_Goal of the exercise_
Extract every line that includes the string "Mobility".
start
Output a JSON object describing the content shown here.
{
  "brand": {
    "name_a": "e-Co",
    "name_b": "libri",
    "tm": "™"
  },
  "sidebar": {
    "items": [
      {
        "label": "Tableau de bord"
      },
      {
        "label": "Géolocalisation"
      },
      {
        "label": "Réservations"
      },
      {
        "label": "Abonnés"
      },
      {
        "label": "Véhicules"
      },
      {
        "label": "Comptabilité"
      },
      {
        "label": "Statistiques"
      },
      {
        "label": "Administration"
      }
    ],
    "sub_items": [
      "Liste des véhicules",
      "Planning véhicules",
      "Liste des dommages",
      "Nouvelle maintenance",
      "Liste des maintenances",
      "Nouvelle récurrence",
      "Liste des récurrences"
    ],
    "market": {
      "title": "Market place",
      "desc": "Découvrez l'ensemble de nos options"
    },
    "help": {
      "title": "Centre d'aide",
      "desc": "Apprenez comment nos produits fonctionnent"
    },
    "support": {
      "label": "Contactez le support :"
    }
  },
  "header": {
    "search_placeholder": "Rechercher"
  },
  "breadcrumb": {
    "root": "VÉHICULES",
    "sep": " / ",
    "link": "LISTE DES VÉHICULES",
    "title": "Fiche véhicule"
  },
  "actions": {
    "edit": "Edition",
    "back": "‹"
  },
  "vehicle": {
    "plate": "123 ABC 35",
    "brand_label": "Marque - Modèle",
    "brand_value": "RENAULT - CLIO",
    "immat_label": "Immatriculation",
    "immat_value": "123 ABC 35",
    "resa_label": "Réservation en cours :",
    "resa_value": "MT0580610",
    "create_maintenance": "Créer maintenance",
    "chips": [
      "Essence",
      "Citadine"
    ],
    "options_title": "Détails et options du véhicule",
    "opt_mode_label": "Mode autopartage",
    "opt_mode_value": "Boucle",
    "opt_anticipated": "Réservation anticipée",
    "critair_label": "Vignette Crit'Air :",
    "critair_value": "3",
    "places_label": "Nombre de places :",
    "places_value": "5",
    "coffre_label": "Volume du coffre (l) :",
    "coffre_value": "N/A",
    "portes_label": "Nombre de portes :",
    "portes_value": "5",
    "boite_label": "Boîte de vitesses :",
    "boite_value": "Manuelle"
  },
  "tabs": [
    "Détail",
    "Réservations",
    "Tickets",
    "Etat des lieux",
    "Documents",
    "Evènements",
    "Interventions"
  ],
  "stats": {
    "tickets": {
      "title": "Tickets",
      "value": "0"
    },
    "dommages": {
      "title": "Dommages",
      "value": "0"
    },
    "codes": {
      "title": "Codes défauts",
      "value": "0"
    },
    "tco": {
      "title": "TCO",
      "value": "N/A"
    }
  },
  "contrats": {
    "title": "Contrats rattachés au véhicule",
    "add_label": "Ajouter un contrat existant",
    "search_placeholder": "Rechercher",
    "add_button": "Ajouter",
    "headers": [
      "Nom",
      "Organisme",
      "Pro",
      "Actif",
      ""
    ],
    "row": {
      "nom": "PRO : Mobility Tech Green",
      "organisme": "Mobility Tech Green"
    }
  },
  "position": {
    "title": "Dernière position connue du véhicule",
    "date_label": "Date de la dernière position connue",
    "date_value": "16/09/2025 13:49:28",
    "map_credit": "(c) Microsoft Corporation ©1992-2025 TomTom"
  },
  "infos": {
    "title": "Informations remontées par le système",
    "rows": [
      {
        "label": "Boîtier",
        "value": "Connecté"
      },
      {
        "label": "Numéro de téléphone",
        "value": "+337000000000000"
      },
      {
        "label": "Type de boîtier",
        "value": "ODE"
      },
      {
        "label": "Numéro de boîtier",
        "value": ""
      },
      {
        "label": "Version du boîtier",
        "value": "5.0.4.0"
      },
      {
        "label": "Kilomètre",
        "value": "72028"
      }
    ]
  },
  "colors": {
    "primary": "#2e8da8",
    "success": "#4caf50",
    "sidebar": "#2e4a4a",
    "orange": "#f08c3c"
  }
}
end
_Final result_
      "nom": "PRO : Mobility Tech Green",
      "organisme": "Mobility Tech Green"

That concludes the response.